### Listed entries
———

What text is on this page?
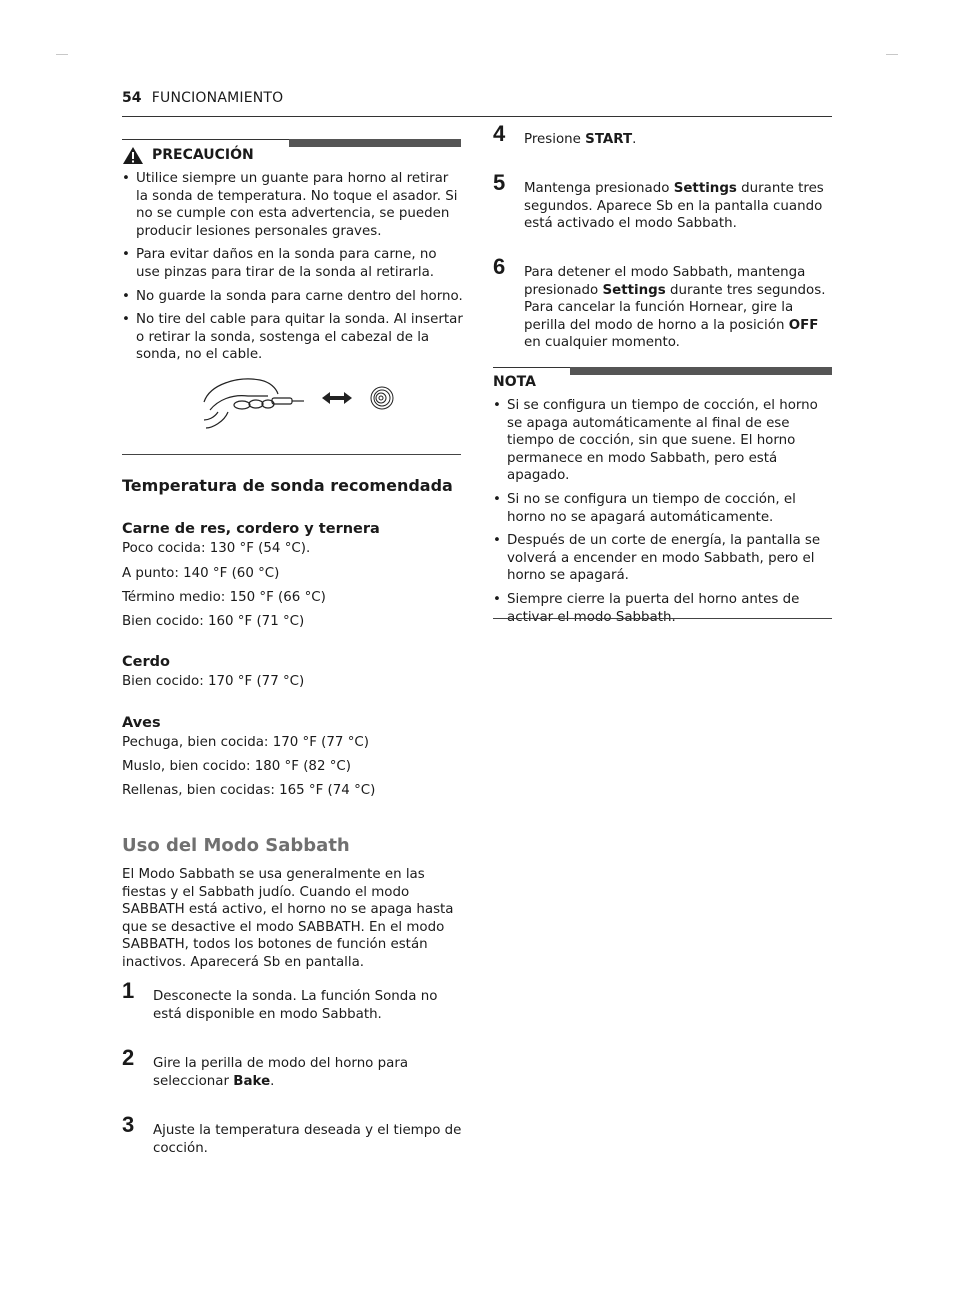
54 FUNCIONAMIENTO
PRECAUCIÓN
• Utilice siempre un guante para horno al retirar la sonda de temperatura. No toque el asador. Si no se cumple con esta advertencia, se pueden producir lesiones personales graves.
• Para evitar daños en la sonda para carne, no use pinzas para tirar de la sonda al retirarla.
• No guarde la sonda para carne dentro del horno.
• No tire del cable para quitar la sonda. Al insertar o retirar la sonda, sostenga el cabezal de la sonda, no el cable.
Temperatura de sonda recomendada
Carne de res, cordero y ternera
Poco cocida: 130 °F (54 °C).
A punto: 140 °F (60 °C)
Término medio: 150 °F (66 °C)
Bien cocido: 160 °F (71 °C)
Cerdo
Bien cocido: 170 °F (77 °C)
Aves
Pechuga, bien cocida: 170 °F (77 °C)
Muslo, bien cocido: 180 °F (82 °C)
Rellenas, bien cocidas: 165 °F (74 °C)
Uso del Modo Sabbath
El Modo Sabbath se usa generalmente en las fiestas y el Sabbath judío. Cuando el modo SABBATH está activo, el horno no se apaga hasta que se desactive el modo SABBATH. En el modo SABBATH, todos los botones de función están inactivos. Aparecerá Sb en pantalla.
1 Desconecte la sonda. La función Sonda no está disponible en modo Sabbath.
2 Gire la perilla de modo del horno para seleccionar Bake.
3 Ajuste la temperatura deseada y el tiempo de cocción.
4 Presione START.
5 Mantenga presionado Settings durante tres segundos. Aparece Sb en la pantalla cuando está activado el modo Sabbath.
6 Para detener el modo Sabbath, mantenga presionado Settings durante tres segundos. Para cancelar la función Hornear, gire la perilla del modo de horno a la posición OFF en cualquier momento.
NOTA
• Si se configura un tiempo de cocción, el horno se apaga automáticamente al final de ese tiempo de cocción, sin que suene. El horno permanece en modo Sabbath, pero está apagado.
• Si no se configura un tiempo de cocción, el horno no se apagará automáticamente.
• Después de un corte de energía, la pantalla se volverá a encender en modo Sabbath, pero el horno se apagará.
• Siempre cierre la puerta del horno antes de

———

### Problem to solve
Using the listing above, work out how many of its lines include "apagará", and give only the result.

### Result
2